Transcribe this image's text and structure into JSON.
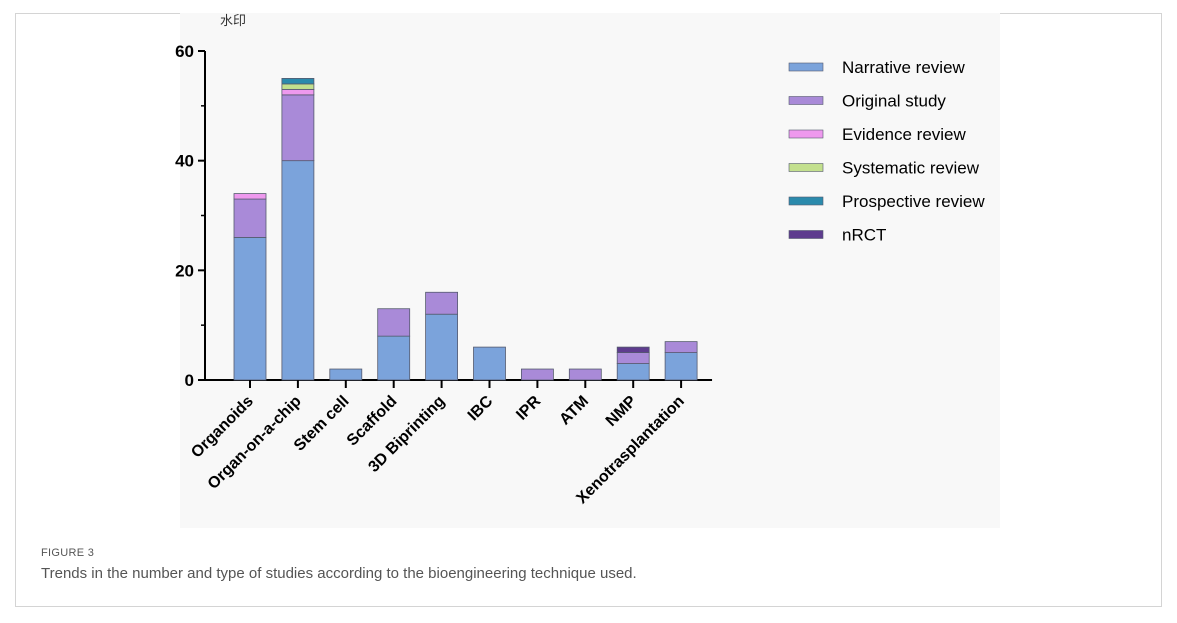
{
  "figure": {
    "label": "FIGURE 3",
    "caption": "Trends in the number and type of studies according to the bioengineering technique used.",
    "watermark": "水印"
  },
  "chart_data": {
    "type": "bar",
    "stacked": true,
    "categories": [
      "Organoids",
      "Organ-on-a-chip",
      "Stem cell",
      "Scaffold",
      "3D Biprinting",
      "IBC",
      "IPR",
      "ATM",
      "NMP",
      "Xenotrasplantation"
    ],
    "series": [
      {
        "name": "Narrative review",
        "color": "#7ba3db",
        "values": [
          26,
          40,
          2,
          8,
          12,
          6,
          0,
          0,
          3,
          5
        ]
      },
      {
        "name": "Original study",
        "color": "#a98ad8",
        "values": [
          7,
          12,
          0,
          5,
          4,
          0,
          2,
          2,
          2,
          2
        ]
      },
      {
        "name": "Evidence review",
        "color": "#ee99ee",
        "values": [
          1,
          1,
          0,
          0,
          0,
          0,
          0,
          0,
          0,
          0
        ]
      },
      {
        "name": "Systematic review",
        "color": "#c3e08e",
        "values": [
          0,
          1,
          0,
          0,
          0,
          0,
          0,
          0,
          0,
          0
        ]
      },
      {
        "name": "Prospective review",
        "color": "#2b8aac",
        "values": [
          0,
          1,
          0,
          0,
          0,
          0,
          0,
          0,
          0,
          0
        ]
      },
      {
        "name": "nRCT",
        "color": "#5e3c8e",
        "values": [
          0,
          0,
          0,
          0,
          0,
          0,
          0,
          0,
          1,
          0
        ]
      }
    ],
    "yticks": [
      0,
      20,
      40,
      60
    ],
    "ylim": [
      0,
      60
    ],
    "xlabel": "",
    "ylabel": "",
    "grid": false,
    "legend_position": "right"
  }
}
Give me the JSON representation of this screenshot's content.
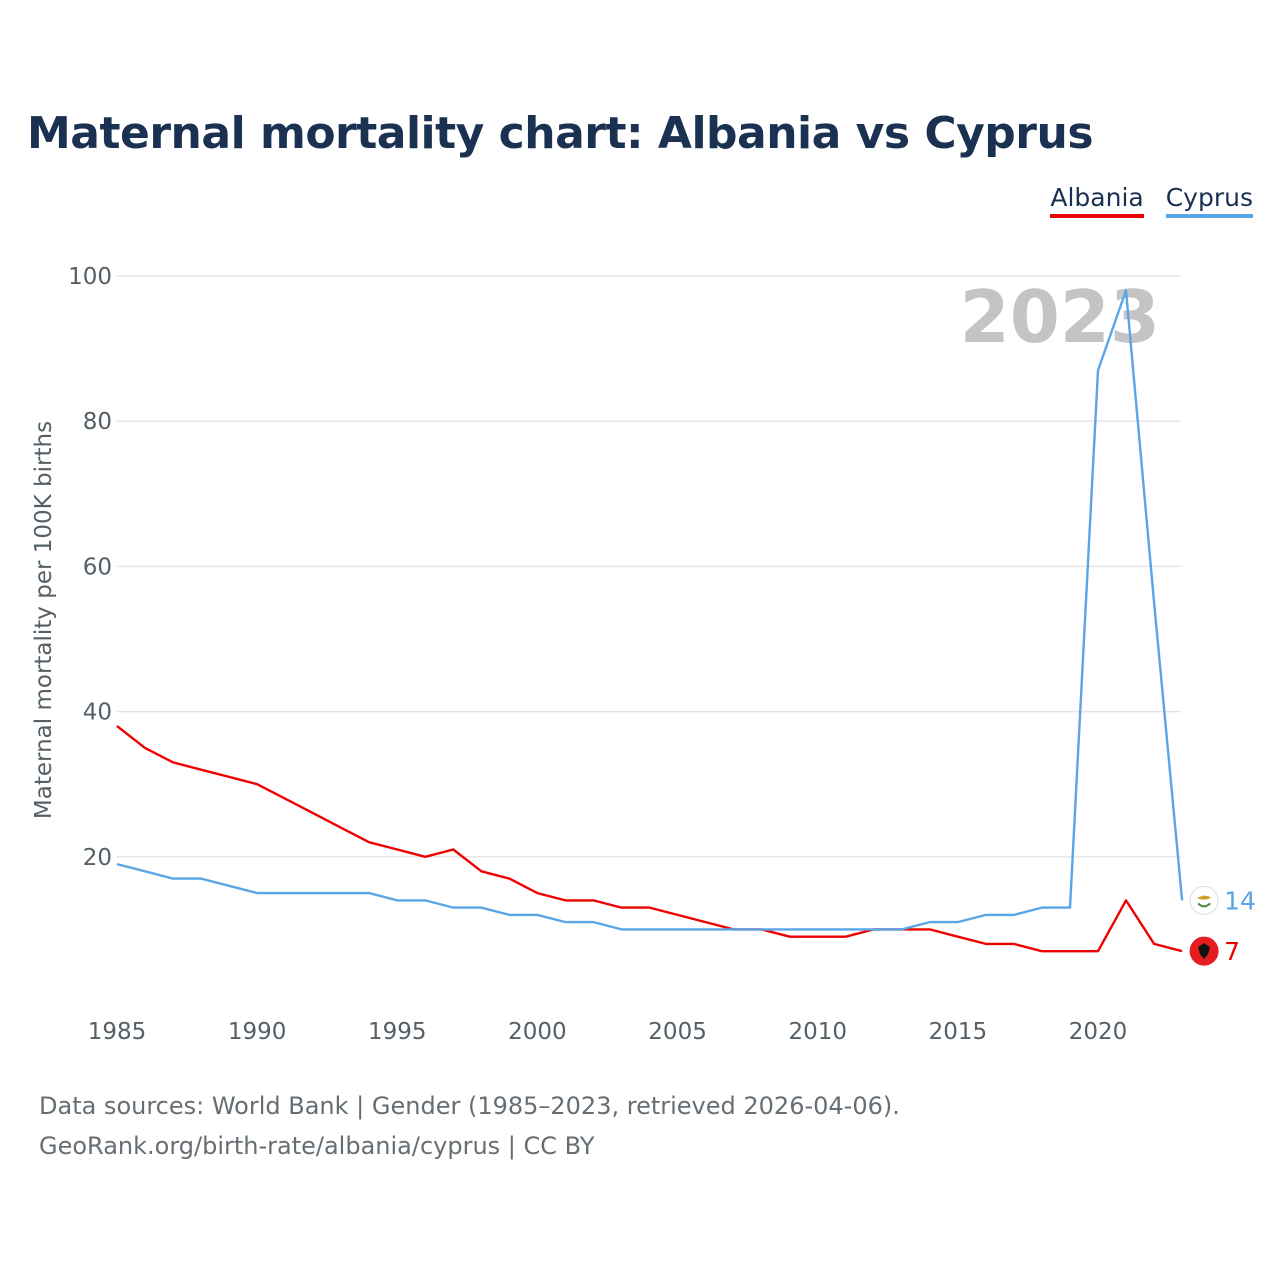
{
  "title": "Maternal mortality chart: Albania vs Cyprus",
  "legend": {
    "albania": "Albania",
    "cyprus": "Cyprus"
  },
  "watermark_year": "2023",
  "source": {
    "line1": "Data sources: World Bank | Gender (1985–2023, retrieved 2026-04-06).",
    "line2": "GeoRank.org/birth-rate/albania/cyprus | CC BY"
  },
  "chart_data": {
    "type": "line",
    "title": "Maternal mortality chart: Albania vs Cyprus",
    "xlabel": "",
    "ylabel": "Maternal mortality per 100K births",
    "xlim": [
      1985,
      2023
    ],
    "ylim": [
      0,
      100
    ],
    "x_ticks": [
      1985,
      1990,
      1995,
      2000,
      2005,
      2010,
      2015,
      2020
    ],
    "y_ticks": [
      20,
      40,
      60,
      80,
      100
    ],
    "legend_position": "top-right",
    "x": [
      1985,
      1986,
      1987,
      1988,
      1989,
      1990,
      1991,
      1992,
      1993,
      1994,
      1995,
      1996,
      1997,
      1998,
      1999,
      2000,
      2001,
      2002,
      2003,
      2004,
      2005,
      2006,
      2007,
      2008,
      2009,
      2010,
      2011,
      2012,
      2013,
      2014,
      2015,
      2016,
      2017,
      2018,
      2019,
      2020,
      2021,
      2022,
      2023
    ],
    "series": [
      {
        "name": "Albania",
        "color": "#ef0000",
        "end_label": "7",
        "values": [
          38,
          35,
          33,
          32,
          31,
          30,
          28,
          26,
          24,
          22,
          21,
          20,
          21,
          18,
          17,
          15,
          14,
          14,
          13,
          13,
          12,
          11,
          10,
          10,
          9,
          9,
          9,
          10,
          10,
          10,
          9,
          8,
          8,
          7,
          7,
          7,
          14,
          8,
          7
        ]
      },
      {
        "name": "Cyprus",
        "color": "#5aa5e6",
        "end_label": "14",
        "values": [
          19,
          18,
          17,
          17,
          16,
          15,
          15,
          15,
          15,
          15,
          14,
          14,
          13,
          13,
          12,
          12,
          11,
          11,
          10,
          10,
          10,
          10,
          10,
          10,
          10,
          10,
          10,
          10,
          10,
          11,
          11,
          12,
          12,
          13,
          13,
          87,
          98,
          55,
          14
        ]
      }
    ]
  }
}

_Task directions_.
Each line of the material must be retyped exactly, except that images are omitted.

_Task response_.
Transcribe this image's text and structure into JSON.
{
  "figure": {
    "label": "FIGURE 3",
    "caption": "Trends in the number and type of studies according to the bioengineering technique used.",
    "watermark": "水印"
  },
  "chart_data": {
    "type": "bar",
    "stacked": true,
    "categories": [
      "Organoids",
      "Organ-on-a-chip",
      "Stem cell",
      "Scaffold",
      "3D Biprinting",
      "IBC",
      "IPR",
      "ATM",
      "NMP",
      "Xenotrasplantation"
    ],
    "series": [
      {
        "name": "Narrative review",
        "color": "#7ba3db",
        "values": [
          26,
          40,
          2,
          8,
          12,
          6,
          0,
          0,
          3,
          5
        ]
      },
      {
        "name": "Original study",
        "color": "#a98ad8",
        "values": [
          7,
          12,
          0,
          5,
          4,
          0,
          2,
          2,
          2,
          2
        ]
      },
      {
        "name": "Evidence review",
        "color": "#ee99ee",
        "values": [
          1,
          1,
          0,
          0,
          0,
          0,
          0,
          0,
          0,
          0
        ]
      },
      {
        "name": "Systematic review",
        "color": "#c3e08e",
        "values": [
          0,
          1,
          0,
          0,
          0,
          0,
          0,
          0,
          0,
          0
        ]
      },
      {
        "name": "Prospective review",
        "color": "#2b8aac",
        "values": [
          0,
          1,
          0,
          0,
          0,
          0,
          0,
          0,
          0,
          0
        ]
      },
      {
        "name": "nRCT",
        "color": "#5e3c8e",
        "values": [
          0,
          0,
          0,
          0,
          0,
          0,
          0,
          0,
          1,
          0
        ]
      }
    ],
    "yticks": [
      0,
      20,
      40,
      60
    ],
    "ylim": [
      0,
      60
    ],
    "xlabel": "",
    "ylabel": "",
    "grid": false,
    "legend_position": "right"
  }
}
Give me the JSON representation of this screenshot's content.
{
  "title": "Maternal mortality chart: Albania vs Cyprus",
  "legend": {
    "albania": "Albania",
    "cyprus": "Cyprus"
  },
  "watermark_year": "2023",
  "source": {
    "line1": "Data sources: World Bank | Gender (1985–2023, retrieved 2026-04-06).",
    "line2": "GeoRank.org/birth-rate/albania/cyprus | CC BY"
  },
  "chart_data": {
    "type": "line",
    "title": "Maternal mortality chart: Albania vs Cyprus",
    "xlabel": "",
    "ylabel": "Maternal mortality per 100K births",
    "xlim": [
      1985,
      2023
    ],
    "ylim": [
      0,
      100
    ],
    "x_ticks": [
      1985,
      1990,
      1995,
      2000,
      2005,
      2010,
      2015,
      2020
    ],
    "y_ticks": [
      20,
      40,
      60,
      80,
      100
    ],
    "legend_position": "top-right",
    "x": [
      1985,
      1986,
      1987,
      1988,
      1989,
      1990,
      1991,
      1992,
      1993,
      1994,
      1995,
      1996,
      1997,
      1998,
      1999,
      2000,
      2001,
      2002,
      2003,
      2004,
      2005,
      2006,
      2007,
      2008,
      2009,
      2010,
      2011,
      2012,
      2013,
      2014,
      2015,
      2016,
      2017,
      2018,
      2019,
      2020,
      2021,
      2022,
      2023
    ],
    "series": [
      {
        "name": "Albania",
        "color": "#ef0000",
        "end_label": "7",
        "values": [
          38,
          35,
          33,
          32,
          31,
          30,
          28,
          26,
          24,
          22,
          21,
          20,
          21,
          18,
          17,
          15,
          14,
          14,
          13,
          13,
          12,
          11,
          10,
          10,
          9,
          9,
          9,
          10,
          10,
          10,
          9,
          8,
          8,
          7,
          7,
          7,
          14,
          8,
          7
        ]
      },
      {
        "name": "Cyprus",
        "color": "#5aa5e6",
        "end_label": "14",
        "values": [
          19,
          18,
          17,
          17,
          16,
          15,
          15,
          15,
          15,
          15,
          14,
          14,
          13,
          13,
          12,
          12,
          11,
          11,
          10,
          10,
          10,
          10,
          10,
          10,
          10,
          10,
          10,
          10,
          10,
          11,
          11,
          12,
          12,
          13,
          13,
          87,
          98,
          55,
          14
        ]
      }
    ]
  }
}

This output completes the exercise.